(Records that describe figures)
#####

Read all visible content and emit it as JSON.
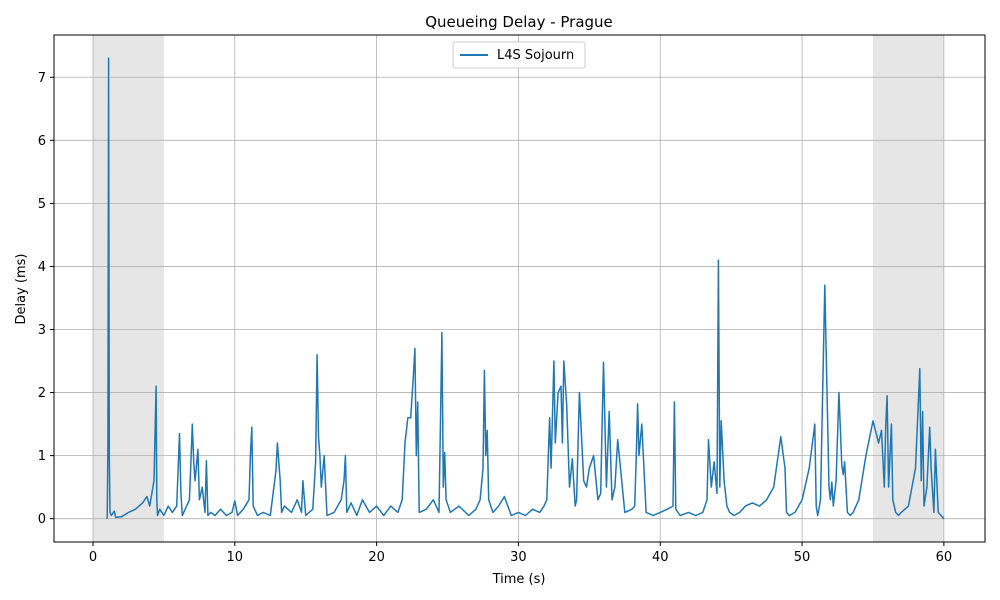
{
  "chart_data": {
    "type": "line",
    "title": "Queueing Delay - Prague",
    "xlabel": "Time (s)",
    "ylabel": "Delay (ms)",
    "xlim": [
      -2.75,
      62.9
    ],
    "ylim": [
      -0.37,
      7.67
    ],
    "xticks": [
      0,
      10,
      20,
      30,
      40,
      50,
      60
    ],
    "yticks": [
      0,
      1,
      2,
      3,
      4,
      5,
      6,
      7
    ],
    "grid": true,
    "legend_position": "top-center",
    "shaded_regions": [
      [
        0,
        5
      ],
      [
        55,
        60
      ]
    ],
    "series": [
      {
        "name": "L4S Sojourn",
        "color": "#1f77b4",
        "x": [
          1.0,
          1.05,
          1.1,
          1.15,
          1.2,
          1.3,
          1.5,
          1.6,
          2.0,
          2.5,
          3.0,
          3.5,
          3.8,
          4.0,
          4.3,
          4.45,
          4.5,
          4.55,
          4.7,
          5.0,
          5.3,
          5.6,
          5.9,
          6.1,
          6.2,
          6.3,
          6.5,
          6.8,
          6.9,
          7.0,
          7.1,
          7.2,
          7.4,
          7.5,
          7.7,
          7.9,
          8.0,
          8.1,
          8.3,
          8.6,
          9.0,
          9.4,
          9.8,
          10.0,
          10.2,
          10.6,
          11.0,
          11.1,
          11.2,
          11.3,
          11.6,
          12.0,
          12.5,
          12.9,
          13.0,
          13.2,
          13.3,
          13.5,
          14.0,
          14.4,
          14.7,
          14.8,
          15.0,
          15.5,
          15.7,
          15.8,
          15.9,
          16.0,
          16.1,
          16.3,
          16.5,
          17.0,
          17.5,
          17.7,
          17.8,
          17.9,
          18.2,
          18.6,
          19.0,
          19.5,
          20.0,
          20.5,
          21.0,
          21.5,
          21.8,
          22.0,
          22.2,
          22.4,
          22.6,
          22.7,
          22.8,
          22.9,
          23.0,
          23.5,
          24.0,
          24.4,
          24.6,
          24.7,
          24.8,
          24.9,
          25.2,
          25.8,
          26.5,
          27.0,
          27.3,
          27.5,
          27.6,
          27.7,
          27.8,
          27.9,
          28.2,
          28.6,
          29.0,
          29.5,
          30.0,
          30.5,
          31.0,
          31.5,
          31.8,
          32.0,
          32.2,
          32.3,
          32.5,
          32.6,
          32.8,
          33.0,
          33.1,
          33.2,
          33.4,
          33.6,
          33.8,
          34.0,
          34.1,
          34.3,
          34.6,
          34.8,
          35.0,
          35.3,
          35.6,
          35.8,
          35.9,
          36.0,
          36.2,
          36.4,
          36.6,
          36.8,
          37.0,
          37.5,
          38.0,
          38.2,
          38.3,
          38.4,
          38.5,
          38.7,
          39.0,
          39.5,
          40.0,
          40.5,
          40.9,
          41.0,
          41.1,
          41.4,
          42.0,
          42.5,
          43.0,
          43.3,
          43.4,
          43.6,
          43.8,
          44.0,
          44.1,
          44.2,
          44.3,
          44.5,
          44.7,
          44.9,
          45.2,
          45.6,
          46.0,
          46.5,
          47.0,
          47.5,
          48.0,
          48.5,
          48.8,
          48.9,
          49.1,
          49.5,
          50.0,
          50.5,
          50.9,
          51.0,
          51.1,
          51.3,
          51.6,
          51.9,
          52.0,
          52.1,
          52.2,
          52.4,
          52.6,
          52.8,
          52.9,
          53.0,
          53.2,
          53.4,
          53.6,
          54.0,
          54.5,
          55.0,
          55.4,
          55.6,
          55.8,
          55.9,
          56.0,
          56.1,
          56.3,
          56.4,
          56.6,
          56.8,
          57.0,
          57.5,
          58.0,
          58.3,
          58.4,
          58.5,
          58.6,
          58.8,
          59.0,
          59.1,
          59.3,
          59.4,
          59.5,
          59.6,
          59.8,
          60.0
        ],
        "y": [
          0.0,
          1.1,
          7.3,
          1.0,
          0.1,
          0.05,
          0.12,
          0.02,
          0.03,
          0.1,
          0.15,
          0.25,
          0.35,
          0.2,
          0.6,
          2.1,
          0.3,
          0.05,
          0.15,
          0.05,
          0.2,
          0.1,
          0.2,
          1.35,
          0.4,
          0.05,
          0.15,
          0.3,
          0.85,
          1.5,
          0.9,
          0.6,
          1.1,
          0.3,
          0.5,
          0.1,
          0.92,
          0.05,
          0.1,
          0.05,
          0.15,
          0.05,
          0.1,
          0.28,
          0.05,
          0.15,
          0.3,
          1.0,
          1.45,
          0.2,
          0.05,
          0.1,
          0.05,
          0.75,
          1.2,
          0.6,
          0.1,
          0.2,
          0.1,
          0.3,
          0.1,
          0.6,
          0.05,
          0.15,
          0.9,
          2.6,
          1.3,
          1.0,
          0.5,
          1.0,
          0.05,
          0.1,
          0.3,
          0.6,
          1.0,
          0.1,
          0.25,
          0.05,
          0.3,
          0.1,
          0.2,
          0.05,
          0.2,
          0.1,
          0.3,
          1.2,
          1.6,
          1.6,
          2.3,
          2.7,
          1.0,
          1.85,
          0.1,
          0.15,
          0.3,
          0.1,
          2.95,
          0.5,
          1.05,
          0.3,
          0.1,
          0.2,
          0.05,
          0.15,
          0.3,
          0.8,
          2.35,
          1.0,
          1.4,
          0.3,
          0.1,
          0.2,
          0.35,
          0.05,
          0.1,
          0.05,
          0.15,
          0.1,
          0.2,
          0.3,
          1.6,
          0.8,
          2.5,
          1.2,
          2.0,
          2.1,
          1.2,
          2.5,
          1.8,
          0.5,
          0.95,
          0.2,
          0.3,
          2.0,
          0.6,
          0.5,
          0.8,
          1.0,
          0.3,
          0.4,
          1.5,
          2.48,
          0.5,
          1.7,
          0.3,
          0.5,
          1.25,
          0.1,
          0.15,
          0.2,
          0.9,
          1.82,
          1.0,
          1.5,
          0.1,
          0.05,
          0.1,
          0.15,
          0.2,
          1.85,
          0.15,
          0.05,
          0.1,
          0.05,
          0.1,
          0.3,
          1.25,
          0.5,
          0.9,
          0.4,
          4.1,
          0.5,
          1.55,
          0.6,
          0.2,
          0.1,
          0.05,
          0.1,
          0.2,
          0.25,
          0.2,
          0.3,
          0.5,
          1.3,
          0.8,
          0.1,
          0.05,
          0.1,
          0.3,
          0.8,
          1.5,
          0.2,
          0.05,
          0.3,
          3.7,
          0.5,
          0.3,
          0.58,
          0.2,
          0.6,
          2.0,
          0.85,
          0.7,
          0.9,
          0.1,
          0.05,
          0.1,
          0.3,
          1.0,
          1.55,
          1.2,
          1.4,
          0.5,
          1.45,
          1.95,
          0.5,
          1.5,
          0.3,
          0.1,
          0.05,
          0.1,
          0.2,
          0.8,
          2.38,
          0.6,
          1.7,
          0.2,
          0.5,
          1.45,
          0.8,
          0.1,
          1.1,
          0.6,
          0.1,
          0.05,
          0.0
        ]
      }
    ]
  }
}
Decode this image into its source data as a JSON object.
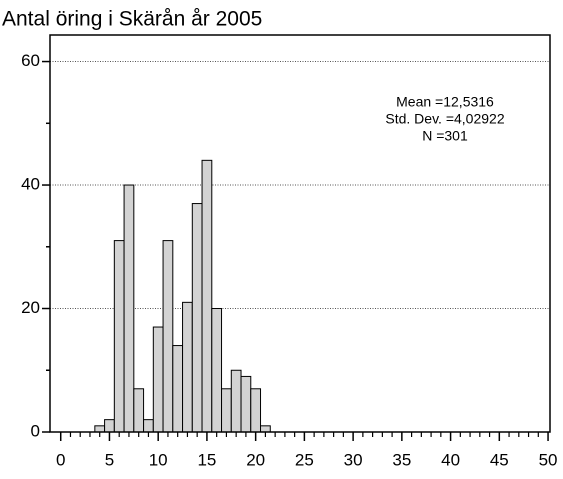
{
  "chart_data": {
    "type": "histogram",
    "title": "Antal öring i Skärån år 2005",
    "annotations": [
      "Mean =12,5316",
      "Std. Dev. =4,02922",
      "N =301"
    ],
    "bins": [
      3.5,
      4.5,
      5.5,
      6.5,
      7.5,
      8.5,
      9.5,
      10.5,
      11.5,
      12.5,
      13.5,
      14.5,
      15.5,
      16.5,
      17.5,
      18.5,
      19.5,
      20.5,
      21.5
    ],
    "values": [
      1,
      2,
      31,
      40,
      7,
      2,
      17,
      31,
      14,
      21,
      37,
      44,
      20,
      7,
      10,
      9,
      7,
      1
    ],
    "color": "#d3d3d3",
    "xlim": [
      -1.1,
      50.2
    ],
    "xticks": [
      0,
      5,
      10,
      15,
      20,
      25,
      30,
      35,
      40,
      45,
      50
    ],
    "xminorticks": [
      1,
      2,
      3,
      4,
      6,
      7,
      8,
      9,
      11,
      12,
      13,
      14,
      16,
      17,
      18,
      19,
      21,
      22,
      23,
      24,
      26,
      27,
      28,
      29,
      31,
      32,
      33,
      34,
      36,
      37,
      38,
      39,
      41,
      42,
      43,
      44,
      46,
      47,
      48,
      49
    ],
    "ylim": [
      0,
      64.3
    ],
    "yticks": [
      0,
      20,
      40,
      60
    ],
    "yminorticks": [
      10,
      30,
      50
    ],
    "grid": true
  }
}
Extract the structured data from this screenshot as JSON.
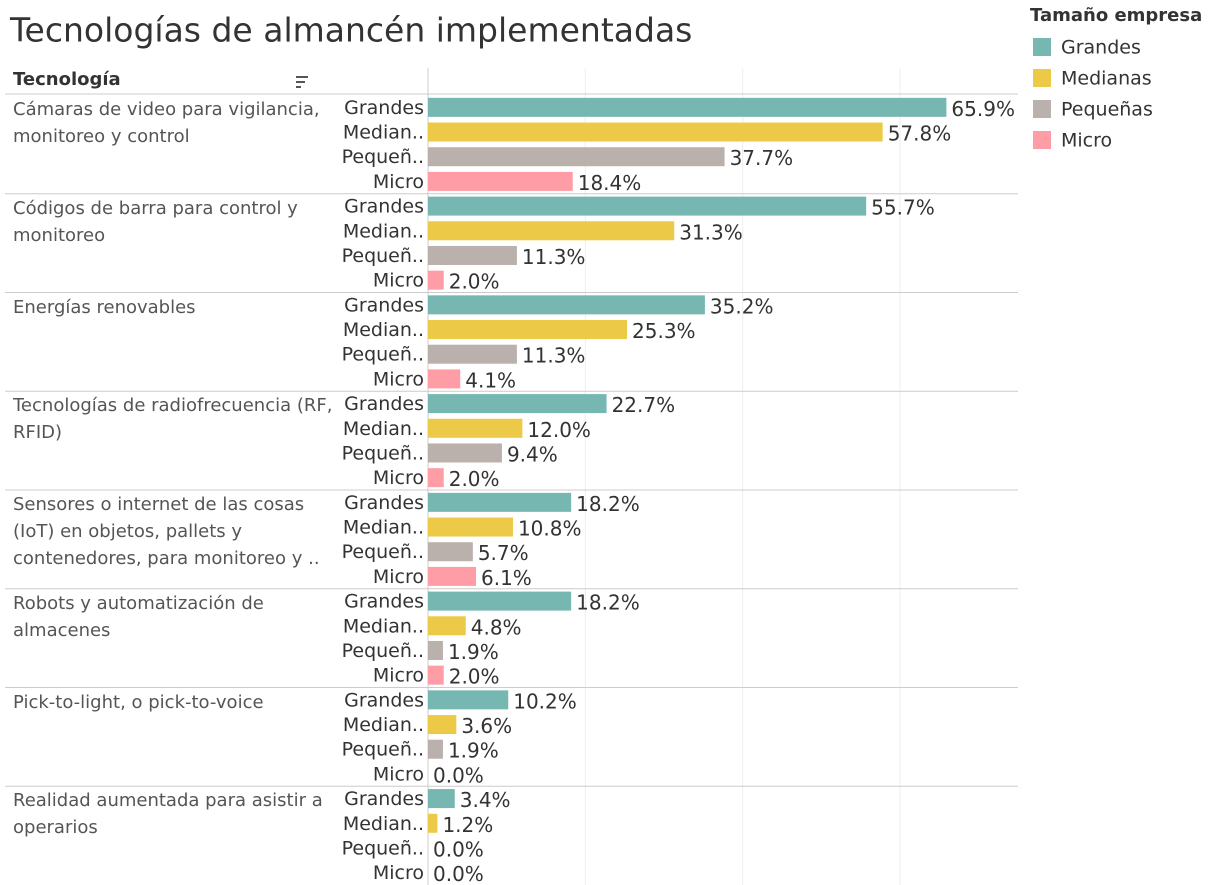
{
  "chart_data": {
    "type": "bar",
    "orientation": "horizontal",
    "title": "Tecnologías de almancén implementadas",
    "row_header": "Tecnología",
    "legend_title": "Tamaño empresa",
    "categories": [
      "Cámaras de video para vigilancia, monitoreo y control",
      "Códigos de barra para control y monitoreo",
      "Energías renovables",
      "Tecnologías de radiofrecuencia (RF, RFID)",
      "Sensores o internet de las cosas (IoT) en objetos, pallets y contenedores, para monitoreo y ..",
      "Robots y automatización de almacenes",
      "Pick-to-light, o pick-to-voice",
      "Realidad aumentada para asistir a operarios"
    ],
    "group_labels": [
      "Grandes",
      "Median..",
      "Pequeñ..",
      "Micro"
    ],
    "series": [
      {
        "name": "Grandes",
        "color": "#76b7b2",
        "values": [
          65.9,
          55.7,
          35.2,
          22.7,
          18.2,
          18.2,
          10.2,
          3.4
        ],
        "value_labels": [
          "65.9%",
          "55.7%",
          "35.2%",
          "22.7%",
          "18.2%",
          "18.2%",
          "10.2%",
          "3.4%"
        ]
      },
      {
        "name": "Medianas",
        "color": "#edc948",
        "values": [
          57.8,
          31.3,
          25.3,
          12.0,
          10.8,
          4.8,
          3.6,
          1.2
        ],
        "value_labels": [
          "57.8%",
          "31.3%",
          "25.3%",
          "12.0%",
          "10.8%",
          "4.8%",
          "3.6%",
          "1.2%"
        ]
      },
      {
        "name": "Pequeñas",
        "color": "#bab0ac",
        "values": [
          37.7,
          11.3,
          11.3,
          9.4,
          5.7,
          1.9,
          1.9,
          0.0
        ],
        "value_labels": [
          "37.7%",
          "11.3%",
          "11.3%",
          "9.4%",
          "5.7%",
          "1.9%",
          "1.9%",
          "0.0%"
        ]
      },
      {
        "name": "Micro",
        "color": "#ff9da7",
        "values": [
          18.4,
          2.0,
          4.1,
          2.0,
          6.1,
          2.0,
          0.0,
          0.0
        ],
        "value_labels": [
          "18.4%",
          "2.0%",
          "4.1%",
          "2.0%",
          "6.1%",
          "2.0%",
          "0.0%",
          "0.0%"
        ]
      }
    ],
    "xlim": [
      0,
      75
    ],
    "xticks": [
      0,
      20,
      40,
      60
    ],
    "grid": true,
    "legend": "right"
  }
}
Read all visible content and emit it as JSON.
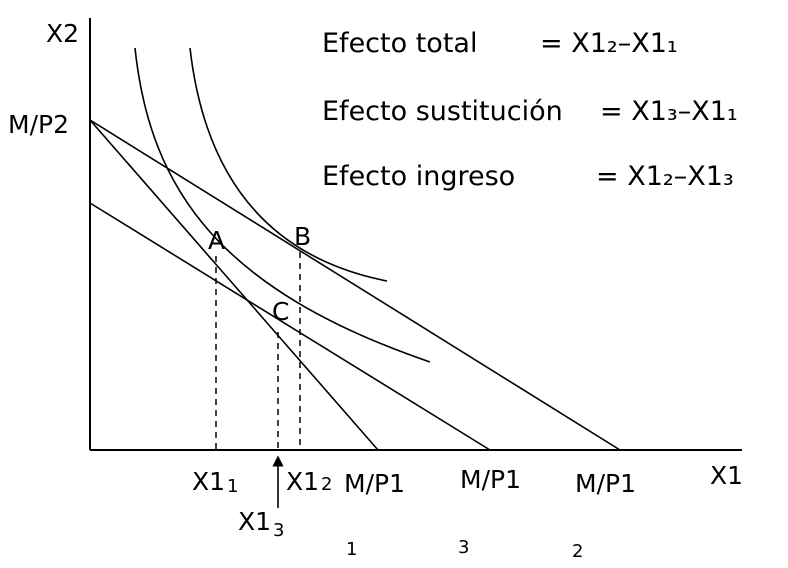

#####

_What you are asked to do_
Find each line holding "JSON". Copy it out.

_Written solution_
Read all visible content and emit it as JSON.
Decode this image into its source data as a JSON object.
Extract the structured data from this screenshot as JSON.
Read all visible content and emit it as JSON.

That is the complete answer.